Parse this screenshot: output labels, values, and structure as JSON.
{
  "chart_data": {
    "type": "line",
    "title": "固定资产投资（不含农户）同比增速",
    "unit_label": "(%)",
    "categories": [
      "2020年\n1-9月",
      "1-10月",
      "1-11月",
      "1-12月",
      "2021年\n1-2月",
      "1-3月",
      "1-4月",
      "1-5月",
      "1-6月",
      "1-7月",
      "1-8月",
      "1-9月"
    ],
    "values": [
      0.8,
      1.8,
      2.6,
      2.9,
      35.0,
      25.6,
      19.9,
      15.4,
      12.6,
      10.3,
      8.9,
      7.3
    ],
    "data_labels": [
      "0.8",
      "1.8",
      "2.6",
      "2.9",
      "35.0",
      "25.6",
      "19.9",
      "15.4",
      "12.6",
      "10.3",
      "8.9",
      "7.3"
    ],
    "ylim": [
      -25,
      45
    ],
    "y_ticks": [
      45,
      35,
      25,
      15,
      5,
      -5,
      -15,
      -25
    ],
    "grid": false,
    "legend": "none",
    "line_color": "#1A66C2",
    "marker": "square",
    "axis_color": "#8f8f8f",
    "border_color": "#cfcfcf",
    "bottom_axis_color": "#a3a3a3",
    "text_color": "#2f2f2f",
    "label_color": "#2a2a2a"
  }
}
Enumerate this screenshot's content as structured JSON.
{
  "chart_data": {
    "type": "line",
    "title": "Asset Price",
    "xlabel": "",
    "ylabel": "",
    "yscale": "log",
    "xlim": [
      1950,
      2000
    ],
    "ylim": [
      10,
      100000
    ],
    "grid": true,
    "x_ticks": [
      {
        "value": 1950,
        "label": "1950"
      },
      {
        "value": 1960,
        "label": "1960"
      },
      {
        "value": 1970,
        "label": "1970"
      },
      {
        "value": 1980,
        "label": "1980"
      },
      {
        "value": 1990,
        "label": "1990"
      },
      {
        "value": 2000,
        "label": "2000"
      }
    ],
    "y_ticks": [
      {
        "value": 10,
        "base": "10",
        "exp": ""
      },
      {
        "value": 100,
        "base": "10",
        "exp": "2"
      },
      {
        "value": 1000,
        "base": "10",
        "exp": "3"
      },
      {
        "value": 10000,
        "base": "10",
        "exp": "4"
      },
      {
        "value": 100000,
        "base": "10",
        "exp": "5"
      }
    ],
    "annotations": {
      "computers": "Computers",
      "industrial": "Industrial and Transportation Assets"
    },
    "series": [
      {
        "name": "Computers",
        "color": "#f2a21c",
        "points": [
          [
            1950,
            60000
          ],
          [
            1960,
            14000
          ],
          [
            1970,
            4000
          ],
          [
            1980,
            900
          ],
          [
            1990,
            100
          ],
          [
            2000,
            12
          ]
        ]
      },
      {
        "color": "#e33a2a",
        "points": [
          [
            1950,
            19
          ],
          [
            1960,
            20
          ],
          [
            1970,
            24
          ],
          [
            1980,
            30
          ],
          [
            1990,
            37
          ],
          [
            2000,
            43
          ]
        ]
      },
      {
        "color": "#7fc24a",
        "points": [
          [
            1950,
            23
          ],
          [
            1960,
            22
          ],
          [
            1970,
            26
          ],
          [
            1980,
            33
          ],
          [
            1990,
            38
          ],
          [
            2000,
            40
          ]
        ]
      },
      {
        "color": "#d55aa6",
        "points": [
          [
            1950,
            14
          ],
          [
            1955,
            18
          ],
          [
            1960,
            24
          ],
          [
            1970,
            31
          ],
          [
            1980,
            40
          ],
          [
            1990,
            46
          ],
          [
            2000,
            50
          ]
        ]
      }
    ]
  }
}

WHAT YOU HAVE TO DO
Copy all lines from the material that contain "JSON".

SOLUTION FOR THIS EXERCISE
Parse this screenshot: output labels, values, and structure as JSON.
Enumerate this screenshot's content as structured JSON.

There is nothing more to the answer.